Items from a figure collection
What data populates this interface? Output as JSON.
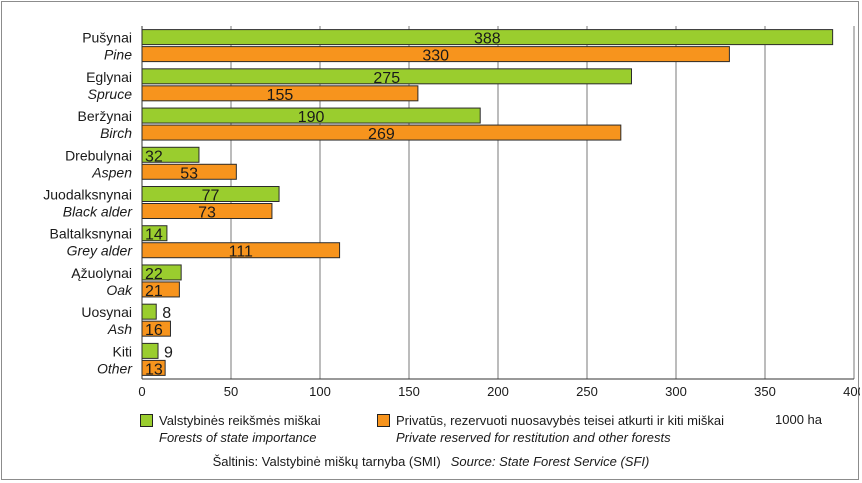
{
  "chart_data": {
    "type": "bar",
    "orientation": "horizontal",
    "categories": [
      {
        "lt": "Pušynai",
        "en": "Pine"
      },
      {
        "lt": "Eglynai",
        "en": "Spruce"
      },
      {
        "lt": "Beržynai",
        "en": "Birch"
      },
      {
        "lt": "Drebulynai",
        "en": "Aspen"
      },
      {
        "lt": "Juodalksnynai",
        "en": "Black alder"
      },
      {
        "lt": "Baltalksnynai",
        "en": "Grey alder"
      },
      {
        "lt": "Ąžuolynai",
        "en": "Oak"
      },
      {
        "lt": "Uosynai",
        "en": "Ash"
      },
      {
        "lt": "Kiti",
        "en": "Other"
      }
    ],
    "series": [
      {
        "name": "Valstybinės reikšmės miškai",
        "name_en": "Forests of state importance",
        "color": "#9ACD2E",
        "values": [
          388,
          275,
          190,
          32,
          77,
          14,
          22,
          8,
          9
        ]
      },
      {
        "name": "Privatūs, rezervuoti nuosavybės teisei atkurti ir kiti miškai",
        "name_en": "Private reserved for restitution and other forests",
        "color": "#F7941D",
        "values": [
          330,
          155,
          269,
          53,
          73,
          111,
          21,
          16,
          13
        ]
      }
    ],
    "xlim": [
      0,
      400
    ],
    "xticks": [
      0,
      50,
      100,
      150,
      200,
      250,
      300,
      350,
      400
    ],
    "grid": true,
    "legend_position": "bottom",
    "unit": "1000 ha",
    "source": {
      "lt": "Šaltinis: Valstybinė miškų tarnyba (SMI)",
      "en": "Source: State Forest Service (SFI)"
    }
  }
}
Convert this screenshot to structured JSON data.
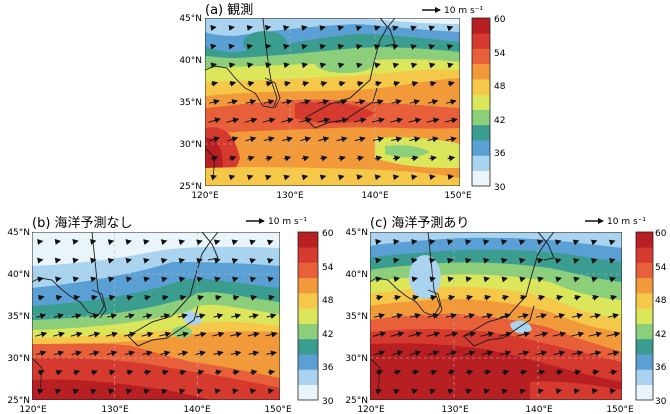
{
  "figure": {
    "panels": [
      {
        "id": "a",
        "title": "(a) 観測",
        "lat_labels": [
          "45°N",
          "40°N",
          "35°N",
          "30°N",
          "25°N"
        ],
        "lon_labels": [
          "120°E",
          "130°E",
          "140°E",
          "150°E"
        ],
        "colorbar_ticks": [
          "60",
          "54",
          "48",
          "42",
          "36",
          "30"
        ],
        "wind_key": "10 m s⁻¹"
      },
      {
        "id": "b",
        "title": "(b) 海洋予測なし",
        "lat_labels": [
          "45°N",
          "40°N",
          "35°N",
          "30°N",
          "25°N"
        ],
        "lon_labels": [
          "120°E",
          "130°E",
          "140°E",
          "150°E"
        ],
        "colorbar_ticks": [
          "60",
          "54",
          "48",
          "42",
          "36",
          "30"
        ],
        "wind_key": "10 m s⁻¹"
      },
      {
        "id": "c",
        "title": "(c) 海洋予測あり",
        "lat_labels": [
          "45°N",
          "40°N",
          "35°N",
          "30°N",
          "25°N"
        ],
        "lon_labels": [
          "120°E",
          "130°E",
          "140°E",
          "150°E"
        ],
        "colorbar_ticks": [
          "60",
          "54",
          "48",
          "42",
          "36",
          "30"
        ],
        "wind_key": "10 m s⁻¹"
      }
    ],
    "color_scale": {
      "min": 30,
      "max": 60,
      "step": 3,
      "colors": [
        "#eaf5fb",
        "#a9d3ee",
        "#5aa0d4",
        "#3a9d8f",
        "#8ccf7a",
        "#dbe65a",
        "#f6c84a",
        "#f29a3a",
        "#e8603a",
        "#d63a2e",
        "#b81f22"
      ]
    },
    "map_extent": {
      "lon": [
        120,
        150
      ],
      "lat": [
        25,
        45
      ]
    }
  }
}
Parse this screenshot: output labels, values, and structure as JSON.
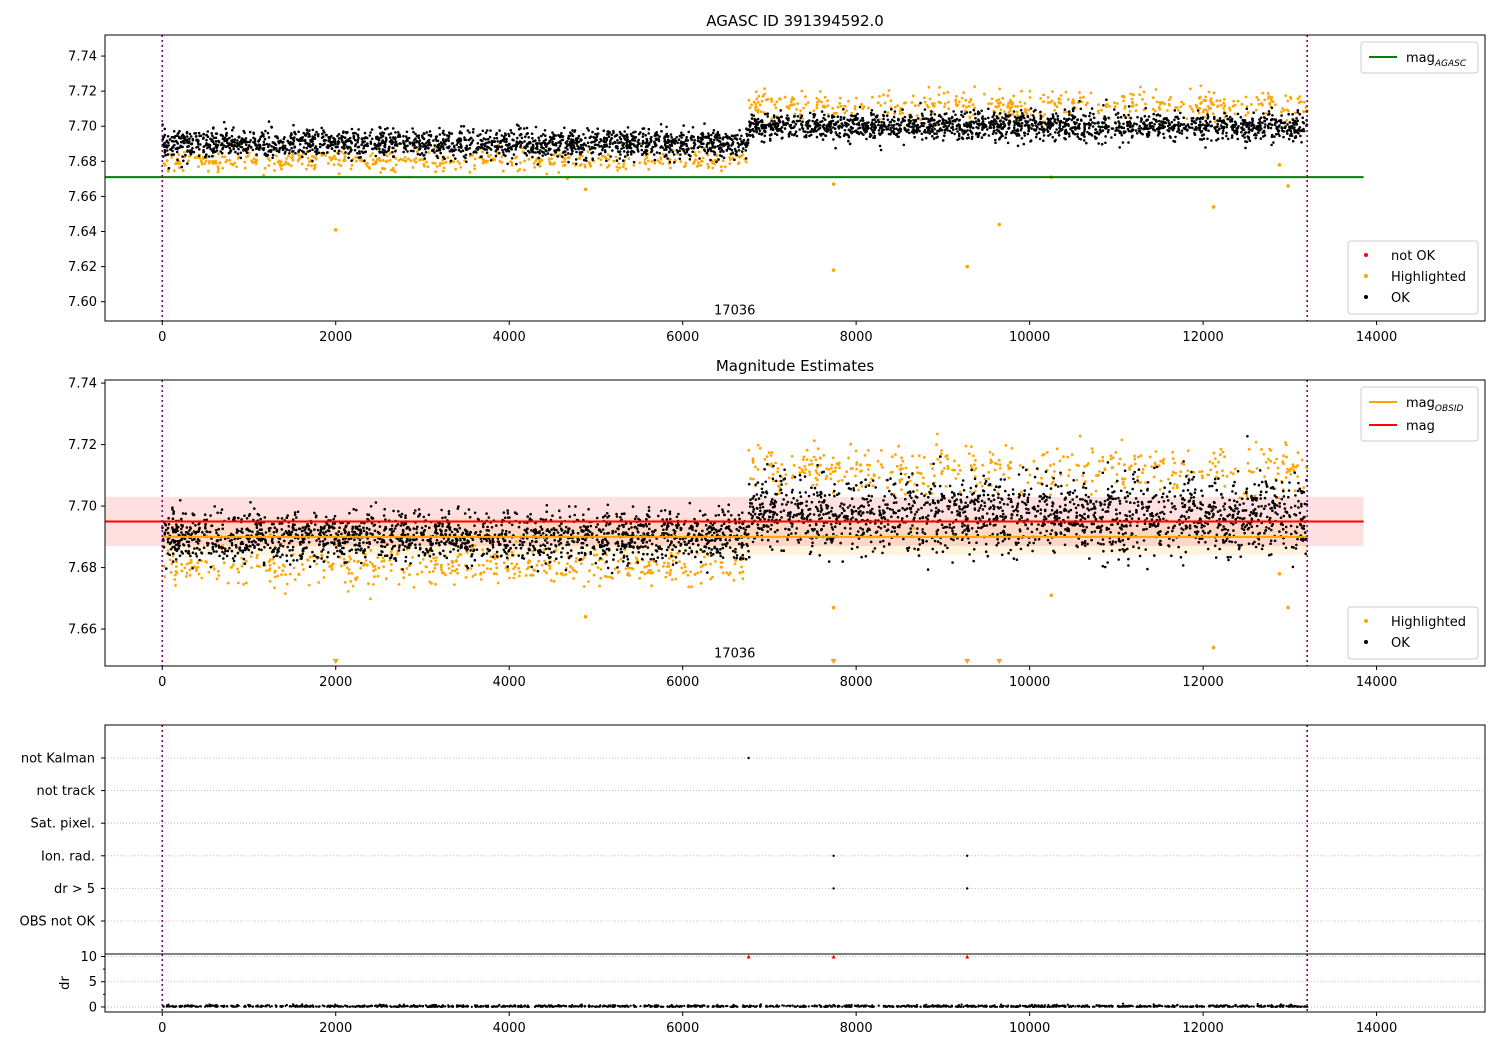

◆ **Work to do**
In this exercise, set down all of the data exactly, without the pictures.

◆ **Solution to this problem**
What data populates this interface? Output as JSON.
{
  "chart_data": {
    "type": "bar",
    "orientation": "horizontal",
    "categories": [
      {
        "lt": "Pušynai",
        "en": "Pine"
      },
      {
        "lt": "Eglynai",
        "en": "Spruce"
      },
      {
        "lt": "Beržynai",
        "en": "Birch"
      },
      {
        "lt": "Drebulynai",
        "en": "Aspen"
      },
      {
        "lt": "Juodalksnynai",
        "en": "Black alder"
      },
      {
        "lt": "Baltalksnynai",
        "en": "Grey alder"
      },
      {
        "lt": "Ąžuolynai",
        "en": "Oak"
      },
      {
        "lt": "Uosynai",
        "en": "Ash"
      },
      {
        "lt": "Kiti",
        "en": "Other"
      }
    ],
    "series": [
      {
        "name": "Valstybinės reikšmės miškai",
        "name_en": "Forests of state importance",
        "color": "#9ACD2E",
        "values": [
          388,
          275,
          190,
          32,
          77,
          14,
          22,
          8,
          9
        ]
      },
      {
        "name": "Privatūs, rezervuoti nuosavybės teisei atkurti ir kiti miškai",
        "name_en": "Private reserved for restitution and other forests",
        "color": "#F7941D",
        "values": [
          330,
          155,
          269,
          53,
          73,
          111,
          21,
          16,
          13
        ]
      }
    ],
    "xlim": [
      0,
      400
    ],
    "xticks": [
      0,
      50,
      100,
      150,
      200,
      250,
      300,
      350,
      400
    ],
    "grid": true,
    "legend_position": "bottom",
    "unit": "1000 ha",
    "source": {
      "lt": "Šaltinis: Valstybinė miškų tarnyba (SMI)",
      "en": "Source: State Forest Service (SFI)"
    }
  }
}
Convert this screenshot to structured JSON data.
{
  "figure": {
    "panels": [
      {
        "id": "a",
        "title": "(a) 観測",
        "lat_labels": [
          "45°N",
          "40°N",
          "35°N",
          "30°N",
          "25°N"
        ],
        "lon_labels": [
          "120°E",
          "130°E",
          "140°E",
          "150°E"
        ],
        "colorbar_ticks": [
          "60",
          "54",
          "48",
          "42",
          "36",
          "30"
        ],
        "wind_key": "10 m s⁻¹"
      },
      {
        "id": "b",
        "title": "(b) 海洋予測なし",
        "lat_labels": [
          "45°N",
          "40°N",
          "35°N",
          "30°N",
          "25°N"
        ],
        "lon_labels": [
          "120°E",
          "130°E",
          "140°E",
          "150°E"
        ],
        "colorbar_ticks": [
          "60",
          "54",
          "48",
          "42",
          "36",
          "30"
        ],
        "wind_key": "10 m s⁻¹"
      },
      {
        "id": "c",
        "title": "(c) 海洋予測あり",
        "lat_labels": [
          "45°N",
          "40°N",
          "35°N",
          "30°N",
          "25°N"
        ],
        "lon_labels": [
          "120°E",
          "130°E",
          "140°E",
          "150°E"
        ],
        "colorbar_ticks": [
          "60",
          "54",
          "48",
          "42",
          "36",
          "30"
        ],
        "wind_key": "10 m s⁻¹"
      }
    ],
    "color_scale": {
      "min": 30,
      "max": 60,
      "step": 3,
      "colors": [
        "#eaf5fb",
        "#a9d3ee",
        "#5aa0d4",
        "#3a9d8f",
        "#8ccf7a",
        "#dbe65a",
        "#f6c84a",
        "#f29a3a",
        "#e8603a",
        "#d63a2e",
        "#b81f22"
      ]
    },
    "map_extent": {
      "lon": [
        120,
        150
      ],
      "lat": [
        25,
        45
      ]
    }
  }
}
Parse this screenshot: output labels, values, and structure as JSON.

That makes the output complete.